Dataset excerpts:
....
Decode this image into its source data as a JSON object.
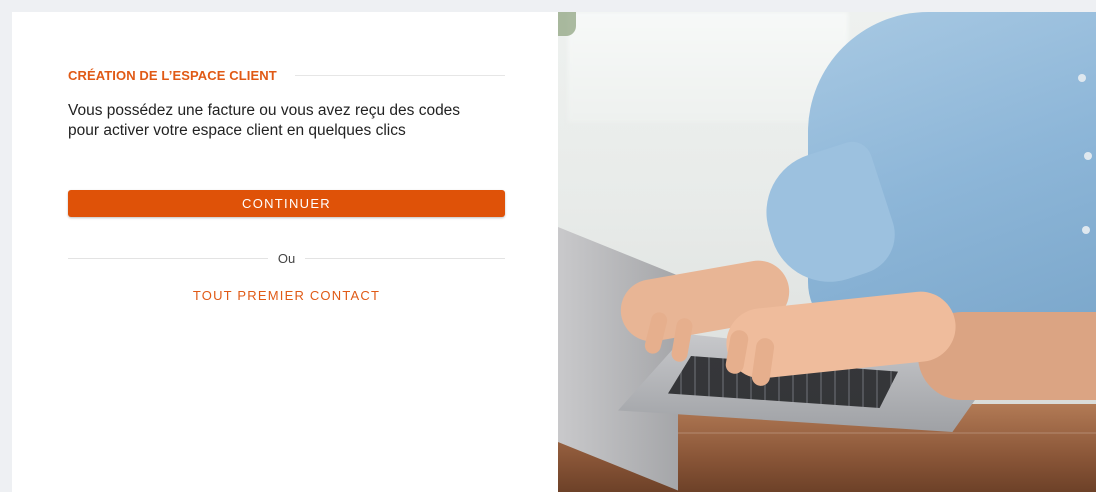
{
  "section": {
    "title": "CRÉATION DE L’ESPACE CLIENT",
    "intro": "Vous possédez une facture ou vous avez reçu des codes pour activer votre espace client en quelques clics"
  },
  "actions": {
    "continue_label": "CONTINUER",
    "divider_text": "Ou",
    "first_contact_label": "TOUT PREMIER CONTACT"
  },
  "colors": {
    "accent": "#df5208",
    "accent_text": "#e05a16"
  }
}
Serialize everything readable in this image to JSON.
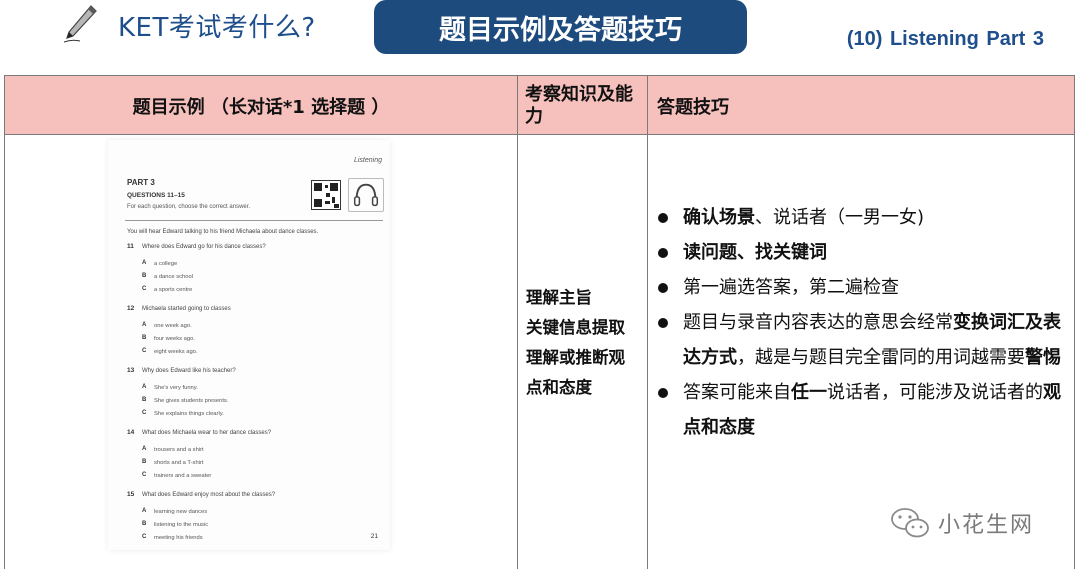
{
  "header": {
    "brand_title": "KET考试考什么?",
    "pill_title": "题目示例及答题技巧",
    "section_tag": "(10) Listening   Part 3"
  },
  "table": {
    "col1_header": "题目示例 （长对话*1 选择题 ）",
    "col2_header": "考察知识及能力",
    "col3_header": "答题技巧"
  },
  "exam": {
    "running_head": "Listening",
    "part": "PART 3",
    "questions": "QUESTIONS 11–15",
    "instruction": "For each question, choose the correct answer.",
    "intro": "You will hear Edward talking to his friend Michaela about dance classes.",
    "items": [
      {
        "num": "11",
        "text": "Where does Edward go for his dance classes?",
        "options": [
          [
            "A",
            "a college"
          ],
          [
            "B",
            "a dance school"
          ],
          [
            "C",
            "a sports centre"
          ]
        ]
      },
      {
        "num": "12",
        "text": "Michaela started going to classes",
        "options": [
          [
            "A",
            "one week ago."
          ],
          [
            "B",
            "four weeks ago."
          ],
          [
            "C",
            "eight weeks ago."
          ]
        ]
      },
      {
        "num": "13",
        "text": "Why does Edward like his teacher?",
        "options": [
          [
            "A",
            "She's very funny."
          ],
          [
            "B",
            "She gives students presents."
          ],
          [
            "C",
            "She explains things clearly."
          ]
        ]
      },
      {
        "num": "14",
        "text": "What does Michaela wear to her dance classes?",
        "options": [
          [
            "A",
            "trousers and a shirt"
          ],
          [
            "B",
            "shorts and a T-shirt"
          ],
          [
            "C",
            "trainers and a sweater"
          ]
        ]
      },
      {
        "num": "15",
        "text": "What does Edward enjoy most about the classes?",
        "options": [
          [
            "A",
            "learning new dances"
          ],
          [
            "B",
            "listening to the music"
          ],
          [
            "C",
            "meeting his friends"
          ]
        ]
      }
    ],
    "page_number": "21"
  },
  "abilities": [
    "理解主旨",
    "关键信息提取",
    "理解或推断观",
    "点和态度"
  ],
  "tips": [
    [
      {
        "t": "确认场景",
        "b": true
      },
      {
        "t": "、说话者（一男一女)",
        "b": false
      }
    ],
    [
      {
        "t": "读问题、找关键词",
        "b": true
      }
    ],
    [
      {
        "t": " 第一遍选答案，第二遍检查",
        "b": false
      }
    ],
    [
      {
        "t": "题目与录音内容表达的意思会经常",
        "b": false
      },
      {
        "t": "变换词汇及表达方式",
        "b": true
      },
      {
        "t": "，越是与题目完全雷同的用词越需要",
        "b": false
      },
      {
        "t": "警惕",
        "b": true
      }
    ],
    [
      {
        "t": "答案可能来自",
        "b": false
      },
      {
        "t": "任一",
        "b": true
      },
      {
        "t": "说话者，可能涉及说话者的",
        "b": false
      },
      {
        "t": "观点和态度",
        "b": true
      }
    ]
  ],
  "watermark": {
    "text": "小花生网",
    "icon": "wechat-icon"
  },
  "colors": {
    "navy": "#1e4b7d",
    "header_pink": "#f6c1bd",
    "brand_blue": "#1f4e8c"
  }
}
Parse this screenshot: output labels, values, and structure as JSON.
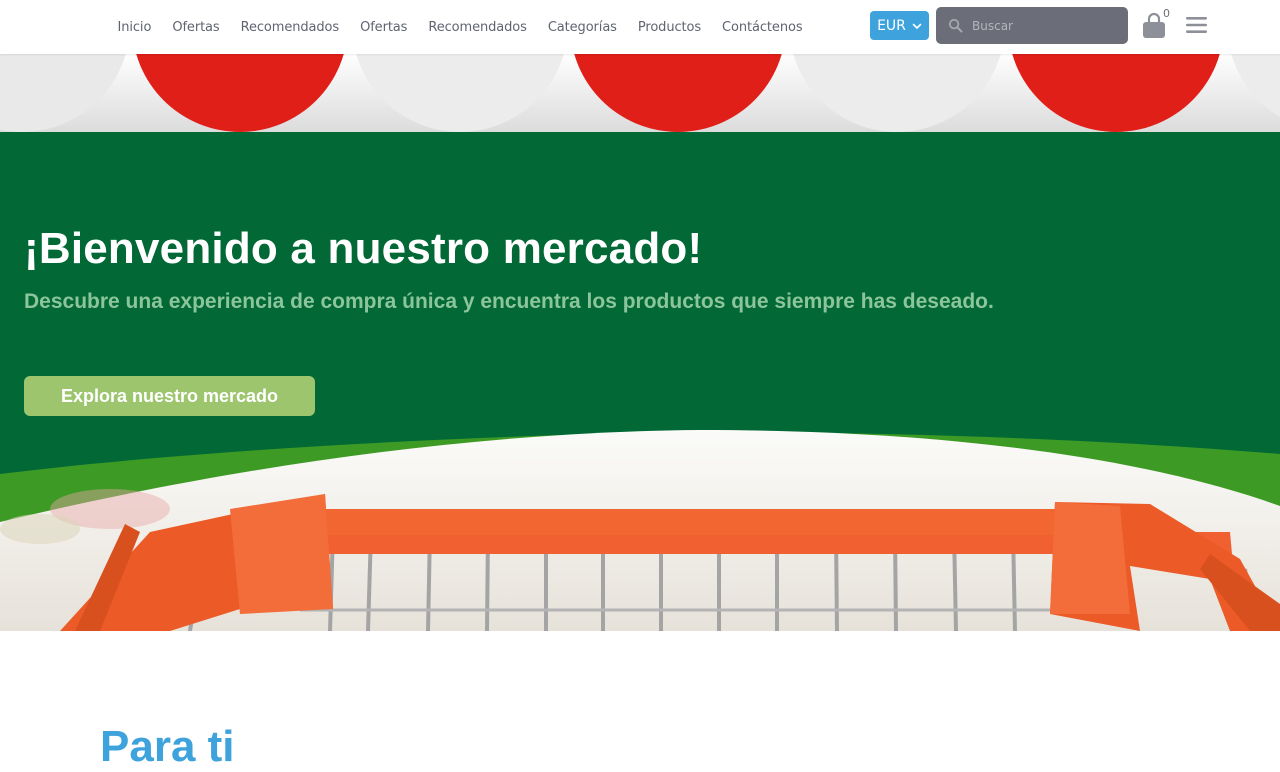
{
  "nav": {
    "items": [
      "Inicio",
      "Ofertas",
      "Recomendados",
      "Ofertas",
      "Recomendados",
      "Categorías",
      "Productos",
      "Contáctenos"
    ]
  },
  "header": {
    "currency": "EUR",
    "search_placeholder": "Buscar",
    "cart_count": "0"
  },
  "hero": {
    "title": "¡Bienvenido a nuestro mercado!",
    "subtitle": "Descubre una experiencia de compra única y encuentra los productos que siempre has deseado.",
    "cta": "Explora nuestro mercado"
  },
  "section": {
    "title": "Para ti"
  },
  "colors": {
    "brand_green": "#016836",
    "accent_blue": "#3ea2dc",
    "cta_green": "#9cc56d",
    "red": "#e01f18"
  },
  "icons": [
    "chevron-down-icon",
    "search-icon",
    "shopping-bag-icon",
    "hamburger-menu-icon"
  ]
}
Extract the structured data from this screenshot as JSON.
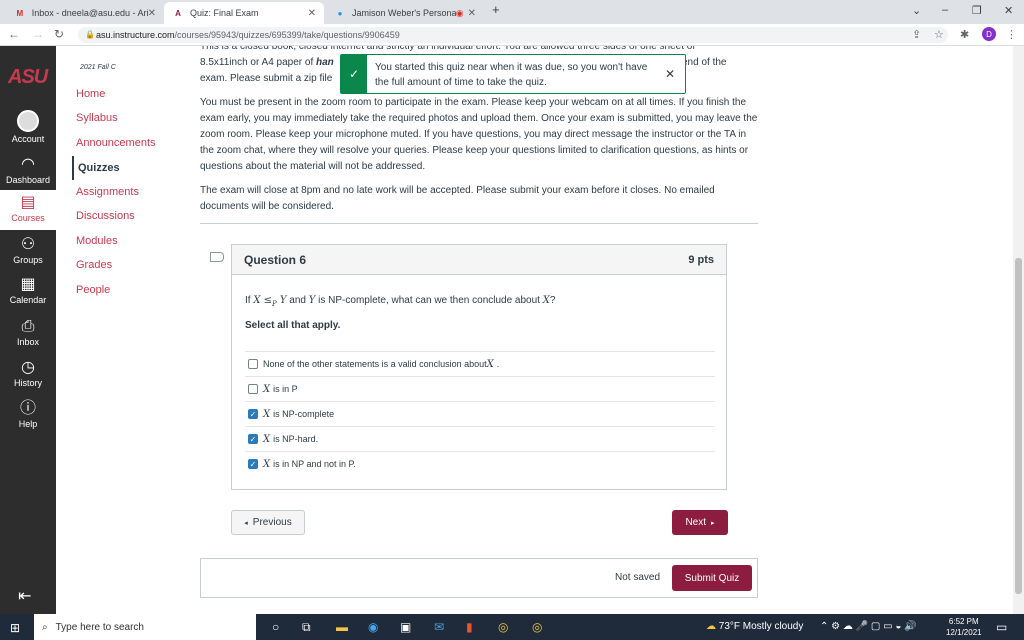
{
  "browser": {
    "tabs": [
      {
        "label": "Inbox - dneela@asu.edu - Arizona",
        "icon": "gmail-icon"
      },
      {
        "label": "Quiz: Final Exam",
        "icon": "asu-icon"
      },
      {
        "label": "Jamison Weber's Personal M",
        "icon": "zoom-icon"
      }
    ],
    "url_host": "asu.instructure.com",
    "url_path": "/courses/95943/quizzes/695399/take/questions/9906459",
    "profile_initial": "D"
  },
  "global_nav": {
    "logo": "ASU",
    "items": [
      {
        "label": "Account",
        "icon": "account-icon"
      },
      {
        "label": "Dashboard",
        "icon": "dashboard-icon"
      },
      {
        "label": "Courses",
        "icon": "courses-icon"
      },
      {
        "label": "Groups",
        "icon": "groups-icon"
      },
      {
        "label": "Calendar",
        "icon": "calendar-icon"
      },
      {
        "label": "Inbox",
        "icon": "inbox-icon"
      },
      {
        "label": "History",
        "icon": "history-icon"
      },
      {
        "label": "Help",
        "icon": "help-icon"
      }
    ]
  },
  "course_nav": {
    "term": "2021 Fall C",
    "items": [
      "Home",
      "Syllabus",
      "Announcements",
      "Quizzes",
      "Assignments",
      "Discussions",
      "Modules",
      "Grades",
      "People"
    ],
    "active": "Quizzes"
  },
  "instructions": {
    "p0": "This is a closed book, closed internet and strictly an individual effort. You are allowed three sides of one sheet of",
    "p1a": "8.5x11inch or A4 paper of ",
    "p1b": "han",
    "p1c": "end of the",
    "p1d": "exam. Please submit a zip file",
    "p2": "You must be present in the zoom room to participate in the exam. Please keep your webcam on at all times. If you finish the exam early, you may immediately take the required photos and upload them. Once your exam is submitted, you may leave the zoom room. Please keep your microphone muted. If you have questions, you may direct message the instructor or the TA in the zoom chat, where they will resolve your queries. Please keep your questions limited to clarification questions, as hints or questions about the material will not be addressed.",
    "p3": "The exam will close at 8pm and no late work will be accepted. Please submit your exam before it closes. No emailed documents will be considered."
  },
  "toast": {
    "message": "You started this quiz near when it was due, so you won't have the full amount of time to take the quiz."
  },
  "question": {
    "title": "Question 6",
    "points": "9 pts",
    "text_pre": "If ",
    "text_math1": "X ≤",
    "text_sub": "P",
    "text_math2": " Y",
    "text_mid": " and ",
    "text_math3": "Y",
    "text_post": " is NP-complete, what can we then conclude about ",
    "text_math4": "X",
    "text_end": "?",
    "instruction": "Select all that apply.",
    "answers": [
      {
        "pre": "None of the other statements is a valid conclusion about ",
        "var": "X",
        "post": ".",
        "checked": false
      },
      {
        "pre": "",
        "var": "X",
        "post": "is in P",
        "checked": false
      },
      {
        "pre": "",
        "var": "X",
        "post": "is NP-complete",
        "checked": true
      },
      {
        "pre": "",
        "var": "X",
        "post": "is NP-hard.",
        "checked": true
      },
      {
        "pre": "",
        "var": "X",
        "post": "is in NP and not in P.",
        "checked": true
      }
    ]
  },
  "buttons": {
    "previous": "Previous",
    "next": "Next",
    "submit": "Submit Quiz",
    "status": "Not saved"
  },
  "taskbar": {
    "search_placeholder": "Type here to search",
    "weather": "73°F  Mostly cloudy",
    "time": "6:52 PM",
    "date": "12/1/2021"
  }
}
....
- [Requirement]
Retype each line of the listing above word for word. Exclude the pictures.

- [The output]
Decode this image into its source data as a JSON object.
{
  "section": {
    "title": "CRÉATION DE L’ESPACE CLIENT",
    "intro": "Vous possédez une facture ou vous avez reçu des codes pour activer votre espace client en quelques clics"
  },
  "actions": {
    "continue_label": "CONTINUER",
    "divider_text": "Ou",
    "first_contact_label": "TOUT PREMIER CONTACT"
  },
  "colors": {
    "accent": "#df5208",
    "accent_text": "#e05a16"
  }
}
Serialize everything readable in this image to JSON.
{
  "header": {
    "brand_title": "KET考试考什么?",
    "pill_title": "题目示例及答题技巧",
    "section_tag": "(10) Listening   Part 3"
  },
  "table": {
    "col1_header": "题目示例 （长对话*1 选择题 ）",
    "col2_header": "考察知识及能力",
    "col3_header": "答题技巧"
  },
  "exam": {
    "running_head": "Listening",
    "part": "PART 3",
    "questions": "QUESTIONS 11–15",
    "instruction": "For each question, choose the correct answer.",
    "intro": "You will hear Edward talking to his friend Michaela about dance classes.",
    "items": [
      {
        "num": "11",
        "text": "Where does Edward go for his dance classes?",
        "options": [
          [
            "A",
            "a college"
          ],
          [
            "B",
            "a dance school"
          ],
          [
            "C",
            "a sports centre"
          ]
        ]
      },
      {
        "num": "12",
        "text": "Michaela started going to classes",
        "options": [
          [
            "A",
            "one week ago."
          ],
          [
            "B",
            "four weeks ago."
          ],
          [
            "C",
            "eight weeks ago."
          ]
        ]
      },
      {
        "num": "13",
        "text": "Why does Edward like his teacher?",
        "options": [
          [
            "A",
            "She's very funny."
          ],
          [
            "B",
            "She gives students presents."
          ],
          [
            "C",
            "She explains things clearly."
          ]
        ]
      },
      {
        "num": "14",
        "text": "What does Michaela wear to her dance classes?",
        "options": [
          [
            "A",
            "trousers and a shirt"
          ],
          [
            "B",
            "shorts and a T-shirt"
          ],
          [
            "C",
            "trainers and a sweater"
          ]
        ]
      },
      {
        "num": "15",
        "text": "What does Edward enjoy most about the classes?",
        "options": [
          [
            "A",
            "learning new dances"
          ],
          [
            "B",
            "listening to the music"
          ],
          [
            "C",
            "meeting his friends"
          ]
        ]
      }
    ],
    "page_number": "21"
  },
  "abilities": [
    "理解主旨",
    "关键信息提取",
    "理解或推断观",
    "点和态度"
  ],
  "tips": [
    [
      {
        "t": "确认场景",
        "b": true
      },
      {
        "t": "、说话者（一男一女)",
        "b": false
      }
    ],
    [
      {
        "t": "读问题、找关键词",
        "b": true
      }
    ],
    [
      {
        "t": " 第一遍选答案，第二遍检查",
        "b": false
      }
    ],
    [
      {
        "t": "题目与录音内容表达的意思会经常",
        "b": false
      },
      {
        "t": "变换词汇及表达方式",
        "b": true
      },
      {
        "t": "，越是与题目完全雷同的用词越需要",
        "b": false
      },
      {
        "t": "警惕",
        "b": true
      }
    ],
    [
      {
        "t": "答案可能来自",
        "b": false
      },
      {
        "t": "任一",
        "b": true
      },
      {
        "t": "说话者，可能涉及说话者的",
        "b": false
      },
      {
        "t": "观点和态度",
        "b": true
      }
    ]
  ],
  "watermark": {
    "text": "小花生网",
    "icon": "wechat-icon"
  },
  "colors": {
    "navy": "#1e4b7d",
    "header_pink": "#f6c1bd",
    "brand_blue": "#1f4e8c"
  }
}
Parse this screenshot: output labels, values, and structure as JSON.
{
  "nav": {
    "items": [
      "Inicio",
      "Ofertas",
      "Recomendados",
      "Ofertas",
      "Recomendados",
      "Categorías",
      "Productos",
      "Contáctenos"
    ]
  },
  "header": {
    "currency": "EUR",
    "search_placeholder": "Buscar",
    "cart_count": "0"
  },
  "hero": {
    "title": "¡Bienvenido a nuestro mercado!",
    "subtitle": "Descubre una experiencia de compra única y encuentra los productos que siempre has deseado.",
    "cta": "Explora nuestro mercado"
  },
  "section": {
    "title": "Para ti"
  },
  "colors": {
    "brand_green": "#016836",
    "accent_blue": "#3ea2dc",
    "cta_green": "#9cc56d",
    "red": "#e01f18"
  },
  "icons": [
    "chevron-down-icon",
    "search-icon",
    "shopping-bag-icon",
    "hamburger-menu-icon"
  ]
}
Extract the structured data from this screenshot as JSON.
{
  "browser": {
    "tabs": [
      {
        "label": "Inbox - dneela@asu.edu - Arizona",
        "icon": "gmail-icon"
      },
      {
        "label": "Quiz: Final Exam",
        "icon": "asu-icon"
      },
      {
        "label": "Jamison Weber's Personal M",
        "icon": "zoom-icon"
      }
    ],
    "url_host": "asu.instructure.com",
    "url_path": "/courses/95943/quizzes/695399/take/questions/9906459",
    "profile_initial": "D"
  },
  "global_nav": {
    "logo": "ASU",
    "items": [
      {
        "label": "Account",
        "icon": "account-icon"
      },
      {
        "label": "Dashboard",
        "icon": "dashboard-icon"
      },
      {
        "label": "Courses",
        "icon": "courses-icon"
      },
      {
        "label": "Groups",
        "icon": "groups-icon"
      },
      {
        "label": "Calendar",
        "icon": "calendar-icon"
      },
      {
        "label": "Inbox",
        "icon": "inbox-icon"
      },
      {
        "label": "History",
        "icon": "history-icon"
      },
      {
        "label": "Help",
        "icon": "help-icon"
      }
    ]
  },
  "course_nav": {
    "term": "2021 Fall C",
    "items": [
      "Home",
      "Syllabus",
      "Announcements",
      "Quizzes",
      "Assignments",
      "Discussions",
      "Modules",
      "Grades",
      "People"
    ],
    "active": "Quizzes"
  },
  "instructions": {
    "p0": "This is a closed book, closed internet and strictly an individual effort. You are allowed three sides of one sheet of",
    "p1a": "8.5x11inch or A4 paper of ",
    "p1b": "han",
    "p1c": "end of the",
    "p1d": "exam. Please submit a zip file",
    "p2": "You must be present in the zoom room to participate in the exam. Please keep your webcam on at all times. If you finish the exam early, you may immediately take the required photos and upload them. Once your exam is submitted, you may leave the zoom room. Please keep your microphone muted. If you have questions, you may direct message the instructor or the TA in the zoom chat, where they will resolve your queries. Please keep your questions limited to clarification questions, as hints or questions about the material will not be addressed.",
    "p3": "The exam will close at 8pm and no late work will be accepted. Please submit your exam before it closes. No emailed documents will be considered."
  },
  "toast": {
    "message": "You started this quiz near when it was due, so you won't have the full amount of time to take the quiz."
  },
  "question": {
    "title": "Question 6",
    "points": "9 pts",
    "text_pre": "If ",
    "text_math1": "X ≤",
    "text_sub": "P",
    "text_math2": " Y",
    "text_mid": " and ",
    "text_math3": "Y",
    "text_post": " is NP-complete, what can we then conclude about ",
    "text_math4": "X",
    "text_end": "?",
    "instruction": "Select all that apply.",
    "answers": [
      {
        "pre": "None of the other statements is a valid conclusion about ",
        "var": "X",
        "post": ".",
        "checked": false
      },
      {
        "pre": "",
        "var": "X",
        "post": "is in P",
        "checked": false
      },
      {
        "pre": "",
        "var": "X",
        "post": "is NP-complete",
        "checked": true
      },
      {
        "pre": "",
        "var": "X",
        "post": "is NP-hard.",
        "checked": true
      },
      {
        "pre": "",
        "var": "X",
        "post": "is in NP and not in P.",
        "checked": true
      }
    ]
  },
  "buttons": {
    "previous": "Previous",
    "next": "Next",
    "submit": "Submit Quiz",
    "status": "Not saved"
  },
  "taskbar": {
    "search_placeholder": "Type here to search",
    "weather": "73°F  Mostly cloudy",
    "time": "6:52 PM",
    "date": "12/1/2021"
  }
}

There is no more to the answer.